- PROBLEM REQUIREMENTS
Exactly repeat the material, dropping every picture from the copy.

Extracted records
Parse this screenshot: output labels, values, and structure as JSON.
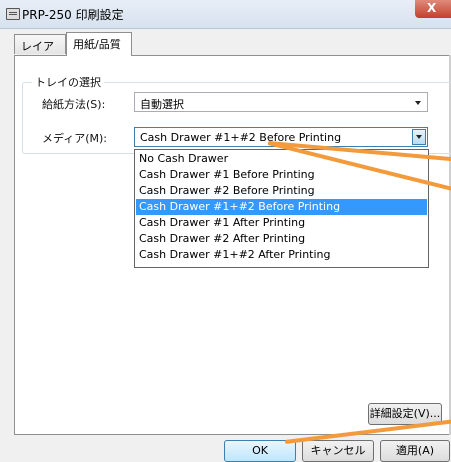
{
  "window": {
    "title": "PRP-250 印刷設定",
    "close_label": "X"
  },
  "tabs": [
    {
      "label": "レイアウト",
      "active": false
    },
    {
      "label": "用紙/品質",
      "active": true
    }
  ],
  "tray_group": {
    "legend": "トレイの選択",
    "paper_source": {
      "label": "給紙方法(S):",
      "value": "自動選択"
    },
    "media": {
      "label": "メディア(M):",
      "value": "Cash Drawer #1+#2 Before Printing",
      "options": [
        "No Cash Drawer",
        "Cash Drawer #1 Before Printing",
        "Cash Drawer #2 Before Printing",
        "Cash Drawer #1+#2 Before Printing",
        "Cash Drawer #1 After Printing",
        "Cash Drawer #2 After Printing",
        "Cash Drawer #1+#2 After Printing"
      ],
      "selected_index": 3
    }
  },
  "buttons": {
    "advanced": "詳細設定(V)...",
    "ok": "OK",
    "cancel": "キャンセル",
    "apply": "適用(A)"
  },
  "colors": {
    "selection": "#3399ff",
    "annotation": "#f39a3c"
  }
}
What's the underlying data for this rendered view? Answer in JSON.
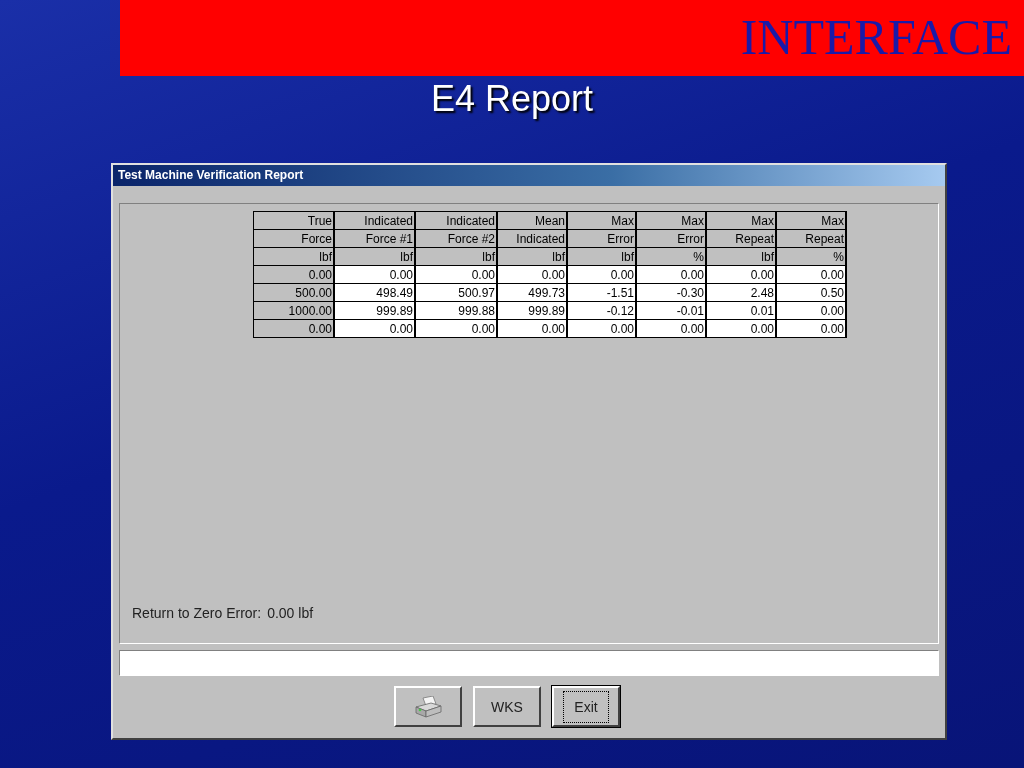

- COMPLETE RESPONSE
Parse this screenshot: output labels, values, and structure as JSON.
{
  "window": {
    "title": "PRP-250 印刷設定",
    "close_label": "X"
  },
  "tabs": [
    {
      "label": "レイアウト",
      "active": false
    },
    {
      "label": "用紙/品質",
      "active": true
    }
  ],
  "tray_group": {
    "legend": "トレイの選択",
    "paper_source": {
      "label": "給紙方法(S):",
      "value": "自動選択"
    },
    "media": {
      "label": "メディア(M):",
      "value": "Cash Drawer #1+#2 Before Printing",
      "options": [
        "No Cash Drawer",
        "Cash Drawer #1 Before Printing",
        "Cash Drawer #2 Before Printing",
        "Cash Drawer #1+#2 Before Printing",
        "Cash Drawer #1 After Printing",
        "Cash Drawer #2 After Printing",
        "Cash Drawer #1+#2 After Printing"
      ],
      "selected_index": 3
    }
  },
  "buttons": {
    "advanced": "詳細設定(V)...",
    "ok": "OK",
    "cancel": "キャンセル",
    "apply": "適用(A)"
  },
  "colors": {
    "selection": "#3399ff",
    "annotation": "#f39a3c"
  }
}
What's the underlying data for this rendered view? Answer in JSON.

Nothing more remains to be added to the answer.